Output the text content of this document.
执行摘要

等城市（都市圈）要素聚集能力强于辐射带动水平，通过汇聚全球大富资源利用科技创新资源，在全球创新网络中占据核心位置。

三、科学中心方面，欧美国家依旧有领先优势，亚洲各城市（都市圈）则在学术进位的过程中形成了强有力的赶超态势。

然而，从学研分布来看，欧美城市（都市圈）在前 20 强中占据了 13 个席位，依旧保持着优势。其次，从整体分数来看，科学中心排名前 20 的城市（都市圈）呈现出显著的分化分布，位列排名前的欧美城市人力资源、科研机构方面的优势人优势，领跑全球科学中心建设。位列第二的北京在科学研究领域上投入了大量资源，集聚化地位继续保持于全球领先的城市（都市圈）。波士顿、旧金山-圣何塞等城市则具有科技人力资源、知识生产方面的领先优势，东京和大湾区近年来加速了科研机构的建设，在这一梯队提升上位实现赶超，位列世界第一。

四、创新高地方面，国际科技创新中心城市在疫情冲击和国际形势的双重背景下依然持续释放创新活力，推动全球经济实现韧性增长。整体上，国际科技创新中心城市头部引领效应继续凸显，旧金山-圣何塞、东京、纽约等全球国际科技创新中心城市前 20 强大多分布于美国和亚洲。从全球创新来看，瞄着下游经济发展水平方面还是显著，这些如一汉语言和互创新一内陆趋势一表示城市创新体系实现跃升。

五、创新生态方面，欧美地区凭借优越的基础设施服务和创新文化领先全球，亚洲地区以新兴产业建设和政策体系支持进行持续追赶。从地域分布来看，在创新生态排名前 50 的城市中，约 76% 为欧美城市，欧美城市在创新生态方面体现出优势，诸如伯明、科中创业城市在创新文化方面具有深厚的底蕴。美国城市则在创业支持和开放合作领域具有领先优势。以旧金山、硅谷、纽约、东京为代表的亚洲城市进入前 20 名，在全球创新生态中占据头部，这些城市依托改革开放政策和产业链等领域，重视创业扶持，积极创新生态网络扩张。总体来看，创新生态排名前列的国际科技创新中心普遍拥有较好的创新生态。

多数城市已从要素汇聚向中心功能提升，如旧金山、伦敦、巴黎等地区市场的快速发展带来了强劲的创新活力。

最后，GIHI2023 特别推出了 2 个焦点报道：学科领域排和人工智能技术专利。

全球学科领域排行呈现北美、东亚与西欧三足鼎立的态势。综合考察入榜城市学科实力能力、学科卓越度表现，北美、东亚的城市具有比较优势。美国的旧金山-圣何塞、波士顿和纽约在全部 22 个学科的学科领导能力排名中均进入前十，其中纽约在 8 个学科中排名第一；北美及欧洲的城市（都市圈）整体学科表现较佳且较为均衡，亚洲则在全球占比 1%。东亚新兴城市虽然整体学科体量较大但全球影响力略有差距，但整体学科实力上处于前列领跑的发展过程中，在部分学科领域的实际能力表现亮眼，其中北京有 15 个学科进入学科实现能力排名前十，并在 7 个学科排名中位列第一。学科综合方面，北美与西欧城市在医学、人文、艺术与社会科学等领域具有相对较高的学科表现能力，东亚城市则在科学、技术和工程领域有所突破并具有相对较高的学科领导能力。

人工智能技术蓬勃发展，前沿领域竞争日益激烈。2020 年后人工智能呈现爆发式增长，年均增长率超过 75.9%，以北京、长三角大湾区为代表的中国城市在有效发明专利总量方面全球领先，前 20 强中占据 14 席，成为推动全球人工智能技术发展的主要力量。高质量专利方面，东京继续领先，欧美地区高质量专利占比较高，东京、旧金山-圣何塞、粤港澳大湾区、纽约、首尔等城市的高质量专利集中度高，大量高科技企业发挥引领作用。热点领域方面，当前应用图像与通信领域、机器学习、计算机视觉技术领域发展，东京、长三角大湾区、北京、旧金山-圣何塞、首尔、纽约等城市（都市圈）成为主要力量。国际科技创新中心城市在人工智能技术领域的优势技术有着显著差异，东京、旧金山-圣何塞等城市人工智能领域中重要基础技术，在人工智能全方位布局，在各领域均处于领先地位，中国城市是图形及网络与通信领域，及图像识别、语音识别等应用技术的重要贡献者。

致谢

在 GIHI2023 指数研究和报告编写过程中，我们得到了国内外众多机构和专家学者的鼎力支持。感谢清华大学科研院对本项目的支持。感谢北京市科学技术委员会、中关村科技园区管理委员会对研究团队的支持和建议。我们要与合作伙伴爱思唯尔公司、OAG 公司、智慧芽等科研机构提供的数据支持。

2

THE PROBLEM - Extract the complete set of records unchanged.

COMPLETE OUTPUT -
Output the text content of this document.
执行摘要

等城市（都市圈）要素聚集能力强于辐射带动水平，通过汇聚全球大富资源利用科技创新资源，在全球创新网络中占据核心位置。

三、科学中心方面，欧美国家依旧有领先优势，亚洲各城市（都市圈）则在学术进位的过程中形成了强有力的赶超态势。

然而，从学研分布来看，欧美城市（都市圈）在前 20 强中占据了 13 个席位，依旧保持着优势。其次，从整体分数来看，科学中心排名前 20 的城市（都市圈）呈现出显著的分化分布，位列排名前的欧美城市人力资源、科研机构方面的优势人优势，领跑全球科学中心建设。位列第二的北京在科学研究领域上投入了大量资源，集聚化地位继续保持于全球领先的城市（都市圈）。波士顿、旧金山-圣何塞等城市则具有科技人力资源、知识生产方面的领先优势，东京和大湾区近年来加速了科研机构的建设，在这一梯队提升上位实现赶超，位列世界第一。

四、创新高地方面，国际科技创新中心城市在疫情冲击和国际形势的双重背景下依然持续释放创新活力，推动全球经济实现韧性增长。整体上，国际科技创新中心城市头部引领效应继续凸显，旧金山-圣何塞、东京、纽约等全球国际科技创新中心城市前 20 强大多分布于美国和亚洲。从全球创新来看，瞄着下游经济发展水平方面还是显著，这些如一汉语言和互创新一内陆趋势一表示城市创新体系实现跃升。

五、创新生态方面，欧美地区凭借优越的基础设施服务和创新文化领先全球，亚洲地区以新兴产业建设和政策体系支持进行持续追赶。从地域分布来看，在创新生态排名前 50 的城市中，约 76% 为欧美城市，欧美城市在创新生态方面体现出优势，诸如伯明、科中创业城市在创新文化方面具有深厚的底蕴。美国城市则在创业支持和开放合作领域具有领先优势。以旧金山、硅谷、纽约、东京为代表的亚洲城市进入前 20 名，在全球创新生态中占据头部，这些城市依托改革开放政策和产业链等领域，重视创业扶持，积极创新生态网络扩张。总体来看，创新生态排名前列的国际科技创新中心普遍拥有较好的创新生态。

多数城市已从要素汇聚向中心功能提升，如旧金山、伦敦、巴黎等地区市场的快速发展带来了强劲的创新活力。

最后，GIHI2023 特别推出了 2 个焦点报道：学科领域排和人工智能技术专利。

全球学科领域排行呈现北美、东亚与西欧三足鼎立的态势。综合考察入榜城市学科实力能力、学科卓越度表现，北美、东亚的城市具有比较优势。美国的旧金山-圣何塞、波士顿和纽约在全部 22 个学科的学科领导能力排名中均进入前十，其中纽约在 8 个学科中排名第一；北美及欧洲的城市（都市圈）整体学科表现较佳且较为均衡，亚洲则在全球占比 1%。东亚新兴城市虽然整体学科体量较大但全球影响力略有差距，但整体学科实力上处于前列领跑的发展过程中，在部分学科领域的实际能力表现亮眼，其中北京有 15 个学科进入学科实现能力排名前十，并在 7 个学科排名中位列第一。学科综合方面，北美与西欧城市在医学、人文、艺术与社会科学等领域具有相对较高的学科表现能力，东亚城市则在科学、技术和工程领域有所突破并具有相对较高的学科领导能力。

人工智能技术蓬勃发展，前沿领域竞争日益激烈。2020 年后人工智能呈现爆发式增长，年均增长率超过 75.9%，以北京、长三角大湾区为代表的中国城市在有效发明专利总量方面全球领先，前 20 强中占据 14 席，成为推动全球人工智能技术发展的主要力量。高质量专利方面，东京继续领先，欧美地区高质量专利占比较高，东京、旧金山-圣何塞、粤港澳大湾区、纽约、首尔等城市的高质量专利集中度高，大量高科技企业发挥引领作用。热点领域方面，当前应用图像与通信领域、机器学习、计算机视觉技术领域发展，东京、长三角大湾区、北京、旧金山-圣何塞、首尔、纽约等城市（都市圈）成为主要力量。国际科技创新中心城市在人工智能技术领域的优势技术有着显著差异，东京、旧金山-圣何塞等城市人工智能领域中重要基础技术，在人工智能全方位布局，在各领域均处于领先地位，中国城市是图形及网络与通信领域，及图像识别、语音识别等应用技术的重要贡献者。

致谢

在 GIHI2023 指数研究和报告编写过程中，我们得到了国内外众多机构和专家学者的鼎力支持。感谢清华大学科研院对本项目的支持。感谢北京市科学技术委员会、中关村科技园区管理委员会对研究团队的支持和建议。我们要与合作伙伴爱思唯尔公司、OAG 公司、智慧芽等科研机构提供的数据支持。

2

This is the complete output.